# Stated problem:
Count lines with the string "name" in them. State the number alone.
***
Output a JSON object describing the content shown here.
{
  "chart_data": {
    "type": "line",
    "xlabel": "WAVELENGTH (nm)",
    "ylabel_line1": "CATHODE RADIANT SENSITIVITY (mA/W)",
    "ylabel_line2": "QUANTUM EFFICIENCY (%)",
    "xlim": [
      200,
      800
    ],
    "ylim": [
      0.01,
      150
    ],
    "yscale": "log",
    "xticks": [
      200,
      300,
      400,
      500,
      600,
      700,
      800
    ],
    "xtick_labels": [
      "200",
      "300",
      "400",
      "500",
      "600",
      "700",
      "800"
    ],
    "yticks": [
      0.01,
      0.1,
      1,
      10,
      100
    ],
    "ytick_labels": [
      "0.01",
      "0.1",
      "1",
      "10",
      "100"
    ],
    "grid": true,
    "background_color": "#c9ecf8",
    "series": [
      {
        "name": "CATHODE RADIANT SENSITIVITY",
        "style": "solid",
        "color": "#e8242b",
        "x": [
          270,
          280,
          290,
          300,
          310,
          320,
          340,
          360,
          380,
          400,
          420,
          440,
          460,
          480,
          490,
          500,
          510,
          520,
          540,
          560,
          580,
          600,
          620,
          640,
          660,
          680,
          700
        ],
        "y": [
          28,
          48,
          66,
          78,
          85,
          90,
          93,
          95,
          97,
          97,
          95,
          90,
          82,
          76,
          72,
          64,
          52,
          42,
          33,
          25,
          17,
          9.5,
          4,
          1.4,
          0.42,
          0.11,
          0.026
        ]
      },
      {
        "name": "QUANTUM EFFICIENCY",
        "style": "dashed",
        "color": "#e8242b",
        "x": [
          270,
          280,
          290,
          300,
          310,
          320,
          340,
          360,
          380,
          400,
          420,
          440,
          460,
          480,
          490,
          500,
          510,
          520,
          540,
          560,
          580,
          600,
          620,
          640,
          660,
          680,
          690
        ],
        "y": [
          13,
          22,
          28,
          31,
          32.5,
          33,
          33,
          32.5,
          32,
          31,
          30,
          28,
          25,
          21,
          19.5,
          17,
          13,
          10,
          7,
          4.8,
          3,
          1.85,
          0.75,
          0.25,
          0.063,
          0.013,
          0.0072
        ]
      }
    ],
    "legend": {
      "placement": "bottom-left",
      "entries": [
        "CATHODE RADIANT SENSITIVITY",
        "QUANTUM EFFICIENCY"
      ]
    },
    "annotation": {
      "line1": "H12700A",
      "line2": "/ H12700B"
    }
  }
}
***
# Worked solution:
2